Begin at the line that contains "What text is on this page?" and repeat every line from there to the end of the records below, inclusive, without adding any other line.

## Begin Data extract

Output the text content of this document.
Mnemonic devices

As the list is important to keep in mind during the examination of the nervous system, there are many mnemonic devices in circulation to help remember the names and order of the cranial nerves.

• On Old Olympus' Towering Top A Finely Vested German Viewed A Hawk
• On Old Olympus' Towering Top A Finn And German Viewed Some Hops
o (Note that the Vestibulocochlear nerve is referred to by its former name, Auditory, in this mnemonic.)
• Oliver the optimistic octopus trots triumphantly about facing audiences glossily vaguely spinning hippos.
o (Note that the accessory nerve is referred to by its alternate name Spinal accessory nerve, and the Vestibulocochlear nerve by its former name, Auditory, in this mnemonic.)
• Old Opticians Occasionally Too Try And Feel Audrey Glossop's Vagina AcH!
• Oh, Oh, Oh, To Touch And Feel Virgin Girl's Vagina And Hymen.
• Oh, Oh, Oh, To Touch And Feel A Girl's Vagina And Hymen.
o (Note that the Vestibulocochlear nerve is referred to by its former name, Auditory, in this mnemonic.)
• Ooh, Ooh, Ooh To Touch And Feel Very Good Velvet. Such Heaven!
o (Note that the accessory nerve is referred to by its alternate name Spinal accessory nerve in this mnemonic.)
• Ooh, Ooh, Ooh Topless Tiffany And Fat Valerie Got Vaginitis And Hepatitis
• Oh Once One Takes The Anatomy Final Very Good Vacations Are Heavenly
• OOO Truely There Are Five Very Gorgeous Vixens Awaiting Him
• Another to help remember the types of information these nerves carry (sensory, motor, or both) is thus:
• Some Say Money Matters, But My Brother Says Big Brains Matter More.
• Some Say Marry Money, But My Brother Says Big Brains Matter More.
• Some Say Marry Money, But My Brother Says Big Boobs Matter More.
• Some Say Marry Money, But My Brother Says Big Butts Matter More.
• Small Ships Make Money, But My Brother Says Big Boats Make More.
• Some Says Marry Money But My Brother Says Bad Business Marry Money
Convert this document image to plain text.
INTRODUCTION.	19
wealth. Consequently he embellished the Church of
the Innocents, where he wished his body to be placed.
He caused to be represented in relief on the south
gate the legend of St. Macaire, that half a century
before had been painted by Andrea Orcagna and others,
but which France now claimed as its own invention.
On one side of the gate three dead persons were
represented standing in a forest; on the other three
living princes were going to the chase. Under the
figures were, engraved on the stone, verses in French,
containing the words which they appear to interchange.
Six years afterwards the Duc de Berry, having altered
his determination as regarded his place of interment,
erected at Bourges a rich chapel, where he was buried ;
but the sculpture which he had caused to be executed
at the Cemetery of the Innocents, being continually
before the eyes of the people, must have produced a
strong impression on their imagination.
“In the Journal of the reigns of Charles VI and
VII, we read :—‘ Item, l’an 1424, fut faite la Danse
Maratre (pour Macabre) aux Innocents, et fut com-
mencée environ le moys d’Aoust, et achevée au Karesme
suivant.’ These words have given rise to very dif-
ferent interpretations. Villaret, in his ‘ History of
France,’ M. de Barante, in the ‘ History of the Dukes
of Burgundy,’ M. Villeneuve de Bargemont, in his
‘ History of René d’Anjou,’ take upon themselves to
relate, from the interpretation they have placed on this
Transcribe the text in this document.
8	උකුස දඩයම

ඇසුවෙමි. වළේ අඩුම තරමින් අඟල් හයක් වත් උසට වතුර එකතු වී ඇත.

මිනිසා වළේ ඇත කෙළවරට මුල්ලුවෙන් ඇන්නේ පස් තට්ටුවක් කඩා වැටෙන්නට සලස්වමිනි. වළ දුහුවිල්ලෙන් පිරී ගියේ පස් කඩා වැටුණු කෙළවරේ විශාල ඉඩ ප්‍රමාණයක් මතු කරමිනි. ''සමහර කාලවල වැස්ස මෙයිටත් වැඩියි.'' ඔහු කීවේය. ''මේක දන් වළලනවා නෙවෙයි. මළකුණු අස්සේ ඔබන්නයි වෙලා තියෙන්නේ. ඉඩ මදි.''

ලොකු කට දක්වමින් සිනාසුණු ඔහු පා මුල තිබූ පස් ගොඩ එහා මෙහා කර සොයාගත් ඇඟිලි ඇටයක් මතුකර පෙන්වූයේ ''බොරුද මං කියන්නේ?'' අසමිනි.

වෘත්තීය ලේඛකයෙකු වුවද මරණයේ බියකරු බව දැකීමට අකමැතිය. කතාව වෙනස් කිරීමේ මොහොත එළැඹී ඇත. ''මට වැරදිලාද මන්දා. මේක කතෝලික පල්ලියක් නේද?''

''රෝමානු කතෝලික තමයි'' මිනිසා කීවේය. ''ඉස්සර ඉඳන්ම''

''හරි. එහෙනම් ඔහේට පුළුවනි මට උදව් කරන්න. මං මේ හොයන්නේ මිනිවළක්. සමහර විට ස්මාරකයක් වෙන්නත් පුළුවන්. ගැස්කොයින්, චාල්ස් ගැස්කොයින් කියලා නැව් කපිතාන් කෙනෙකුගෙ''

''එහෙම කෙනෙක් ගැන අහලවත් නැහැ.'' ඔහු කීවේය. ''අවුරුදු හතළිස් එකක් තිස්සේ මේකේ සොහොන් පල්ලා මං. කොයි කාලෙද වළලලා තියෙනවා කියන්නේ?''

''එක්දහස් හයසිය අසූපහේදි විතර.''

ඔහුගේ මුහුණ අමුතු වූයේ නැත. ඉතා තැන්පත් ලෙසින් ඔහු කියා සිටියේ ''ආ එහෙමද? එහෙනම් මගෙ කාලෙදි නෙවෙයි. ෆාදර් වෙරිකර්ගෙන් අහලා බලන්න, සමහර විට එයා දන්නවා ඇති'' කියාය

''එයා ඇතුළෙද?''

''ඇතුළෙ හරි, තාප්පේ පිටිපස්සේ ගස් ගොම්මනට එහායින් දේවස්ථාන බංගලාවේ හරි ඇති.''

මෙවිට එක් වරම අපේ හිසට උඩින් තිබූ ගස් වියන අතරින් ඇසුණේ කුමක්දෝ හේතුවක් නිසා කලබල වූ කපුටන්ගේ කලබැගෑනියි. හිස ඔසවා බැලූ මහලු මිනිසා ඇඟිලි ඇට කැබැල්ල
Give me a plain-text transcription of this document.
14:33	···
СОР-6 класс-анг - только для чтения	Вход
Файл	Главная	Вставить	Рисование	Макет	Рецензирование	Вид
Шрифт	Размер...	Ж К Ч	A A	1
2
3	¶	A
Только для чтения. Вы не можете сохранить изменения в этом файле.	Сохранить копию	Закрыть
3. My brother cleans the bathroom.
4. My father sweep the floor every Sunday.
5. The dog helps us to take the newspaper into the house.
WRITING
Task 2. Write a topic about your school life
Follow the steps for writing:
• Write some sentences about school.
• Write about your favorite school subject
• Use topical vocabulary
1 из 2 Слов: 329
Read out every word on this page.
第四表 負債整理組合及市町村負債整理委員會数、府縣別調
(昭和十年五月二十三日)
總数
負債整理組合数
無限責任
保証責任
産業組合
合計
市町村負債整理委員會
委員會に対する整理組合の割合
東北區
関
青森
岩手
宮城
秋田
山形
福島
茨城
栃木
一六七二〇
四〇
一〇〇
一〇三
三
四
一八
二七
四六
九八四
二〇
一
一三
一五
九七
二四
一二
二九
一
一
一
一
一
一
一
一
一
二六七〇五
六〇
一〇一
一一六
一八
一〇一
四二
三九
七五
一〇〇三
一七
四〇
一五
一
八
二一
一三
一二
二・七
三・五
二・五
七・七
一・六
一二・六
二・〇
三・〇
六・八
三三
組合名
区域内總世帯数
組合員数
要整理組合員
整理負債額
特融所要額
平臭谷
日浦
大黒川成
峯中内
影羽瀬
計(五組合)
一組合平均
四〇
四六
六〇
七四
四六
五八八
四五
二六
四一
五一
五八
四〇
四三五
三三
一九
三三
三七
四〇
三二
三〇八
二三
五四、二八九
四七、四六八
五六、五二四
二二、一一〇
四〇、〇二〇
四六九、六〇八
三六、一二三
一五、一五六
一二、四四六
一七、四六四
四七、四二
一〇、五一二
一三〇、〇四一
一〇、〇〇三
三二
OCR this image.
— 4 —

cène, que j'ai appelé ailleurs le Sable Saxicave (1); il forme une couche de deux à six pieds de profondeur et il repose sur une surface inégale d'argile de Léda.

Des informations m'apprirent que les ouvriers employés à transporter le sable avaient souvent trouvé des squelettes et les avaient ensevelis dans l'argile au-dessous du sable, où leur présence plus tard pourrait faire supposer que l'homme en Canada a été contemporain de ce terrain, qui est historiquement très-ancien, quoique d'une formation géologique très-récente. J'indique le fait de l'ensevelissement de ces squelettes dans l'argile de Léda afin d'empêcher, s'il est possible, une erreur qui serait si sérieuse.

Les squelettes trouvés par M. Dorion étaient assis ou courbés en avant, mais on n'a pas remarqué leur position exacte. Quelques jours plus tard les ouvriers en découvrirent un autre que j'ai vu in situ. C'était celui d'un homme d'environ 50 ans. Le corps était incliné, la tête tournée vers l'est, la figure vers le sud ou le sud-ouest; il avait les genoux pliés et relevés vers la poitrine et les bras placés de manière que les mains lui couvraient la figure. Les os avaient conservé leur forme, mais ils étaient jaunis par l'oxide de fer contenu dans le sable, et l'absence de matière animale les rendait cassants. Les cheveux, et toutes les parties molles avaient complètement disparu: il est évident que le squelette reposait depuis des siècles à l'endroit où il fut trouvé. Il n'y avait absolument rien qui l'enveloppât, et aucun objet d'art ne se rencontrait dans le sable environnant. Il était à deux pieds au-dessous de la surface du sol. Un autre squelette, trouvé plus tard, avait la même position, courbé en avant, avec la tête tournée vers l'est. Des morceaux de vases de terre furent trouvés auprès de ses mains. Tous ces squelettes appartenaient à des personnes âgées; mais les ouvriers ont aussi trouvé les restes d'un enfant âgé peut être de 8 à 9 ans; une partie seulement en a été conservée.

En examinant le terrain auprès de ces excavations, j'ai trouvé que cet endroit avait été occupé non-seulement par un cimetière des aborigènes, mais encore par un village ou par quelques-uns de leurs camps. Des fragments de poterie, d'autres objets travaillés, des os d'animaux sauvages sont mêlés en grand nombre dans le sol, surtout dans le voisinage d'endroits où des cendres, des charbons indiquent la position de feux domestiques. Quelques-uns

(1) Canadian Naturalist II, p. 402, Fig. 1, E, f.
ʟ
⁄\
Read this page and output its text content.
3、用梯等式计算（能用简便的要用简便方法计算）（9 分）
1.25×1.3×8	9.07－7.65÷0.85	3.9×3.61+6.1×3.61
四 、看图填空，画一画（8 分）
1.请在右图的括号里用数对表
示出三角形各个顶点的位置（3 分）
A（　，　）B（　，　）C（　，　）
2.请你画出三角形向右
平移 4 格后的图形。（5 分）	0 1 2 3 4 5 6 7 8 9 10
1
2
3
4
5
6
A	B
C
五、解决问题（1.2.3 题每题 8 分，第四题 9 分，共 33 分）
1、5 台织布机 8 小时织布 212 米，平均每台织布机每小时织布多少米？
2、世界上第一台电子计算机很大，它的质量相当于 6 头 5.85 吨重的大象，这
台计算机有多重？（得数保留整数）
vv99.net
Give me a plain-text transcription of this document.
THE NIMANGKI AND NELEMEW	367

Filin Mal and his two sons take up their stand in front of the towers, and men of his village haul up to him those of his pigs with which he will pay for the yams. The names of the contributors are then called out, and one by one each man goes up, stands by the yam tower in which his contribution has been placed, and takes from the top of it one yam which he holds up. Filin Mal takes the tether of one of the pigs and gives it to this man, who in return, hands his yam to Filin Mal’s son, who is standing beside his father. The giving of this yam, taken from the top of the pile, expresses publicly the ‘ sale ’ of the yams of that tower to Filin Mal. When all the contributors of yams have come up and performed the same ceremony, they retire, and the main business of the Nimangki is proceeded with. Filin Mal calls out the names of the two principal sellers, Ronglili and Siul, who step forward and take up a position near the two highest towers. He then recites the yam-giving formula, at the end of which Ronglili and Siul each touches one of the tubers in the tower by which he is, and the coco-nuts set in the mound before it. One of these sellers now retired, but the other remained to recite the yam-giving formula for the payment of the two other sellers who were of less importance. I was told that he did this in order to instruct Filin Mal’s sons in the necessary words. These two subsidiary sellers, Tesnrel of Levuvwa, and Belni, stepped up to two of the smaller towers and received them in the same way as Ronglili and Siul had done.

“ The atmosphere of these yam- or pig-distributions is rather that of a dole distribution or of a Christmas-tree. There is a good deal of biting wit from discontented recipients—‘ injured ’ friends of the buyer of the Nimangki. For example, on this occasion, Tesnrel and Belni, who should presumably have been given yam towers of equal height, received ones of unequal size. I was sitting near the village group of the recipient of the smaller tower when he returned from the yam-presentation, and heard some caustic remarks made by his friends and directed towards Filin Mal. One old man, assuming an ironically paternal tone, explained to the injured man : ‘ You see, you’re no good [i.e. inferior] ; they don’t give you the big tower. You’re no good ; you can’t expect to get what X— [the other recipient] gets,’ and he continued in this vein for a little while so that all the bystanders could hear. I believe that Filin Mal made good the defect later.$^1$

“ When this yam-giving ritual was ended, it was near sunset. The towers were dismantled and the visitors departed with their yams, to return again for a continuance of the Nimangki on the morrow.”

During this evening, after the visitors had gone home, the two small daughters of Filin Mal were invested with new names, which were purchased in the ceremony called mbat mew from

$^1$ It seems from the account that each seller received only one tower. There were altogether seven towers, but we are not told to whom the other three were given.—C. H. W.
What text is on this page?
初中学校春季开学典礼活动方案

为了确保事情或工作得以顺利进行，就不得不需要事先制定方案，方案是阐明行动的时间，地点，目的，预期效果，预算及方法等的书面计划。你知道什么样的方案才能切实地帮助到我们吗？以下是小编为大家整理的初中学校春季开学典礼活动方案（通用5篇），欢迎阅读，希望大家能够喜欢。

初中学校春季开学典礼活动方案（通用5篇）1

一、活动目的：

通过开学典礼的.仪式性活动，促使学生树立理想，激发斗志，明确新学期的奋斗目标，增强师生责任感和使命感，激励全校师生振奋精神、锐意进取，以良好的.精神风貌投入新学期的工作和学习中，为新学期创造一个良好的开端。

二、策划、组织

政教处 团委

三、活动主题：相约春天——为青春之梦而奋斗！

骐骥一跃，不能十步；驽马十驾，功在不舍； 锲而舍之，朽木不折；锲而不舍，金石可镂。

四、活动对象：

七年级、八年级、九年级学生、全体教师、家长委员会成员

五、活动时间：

## End Data extract

- _Response to this exercise_:
What text is on this page?
初中学校春季开学典礼活动方案

为了确保事情或工作得以顺利进行，就不得不需要事先制定方案，方案是阐明行动的时间，地点，目的，预期效果，预算及方法等的书面计划。你知道什么样的方案才能切实地帮助到我们吗？以下是小编为大家整理的初中学校春季开学典礼活动方案（通用5篇），欢迎阅读，希望大家能够喜欢。

初中学校春季开学典礼活动方案（通用5篇）1

一、活动目的：

通过开学典礼的.仪式性活动，促使学生树立理想，激发斗志，明确新学期的奋斗目标，增强师生责任感和使命感，激励全校师生振奋精神、锐意进取，以良好的.精神风貌投入新学期的工作和学习中，为新学期创造一个良好的开端。

二、策划、组织

政教处 团委

三、活动主题：相约春天——为青春之梦而奋斗！

骐骥一跃，不能十步；驽马十驾，功在不舍； 锲而舍之，朽木不折；锲而不舍，金石可镂。

四、活动对象：

七年级、八年级、九年级学生、全体教师、家长委员会成员

五、活动时间：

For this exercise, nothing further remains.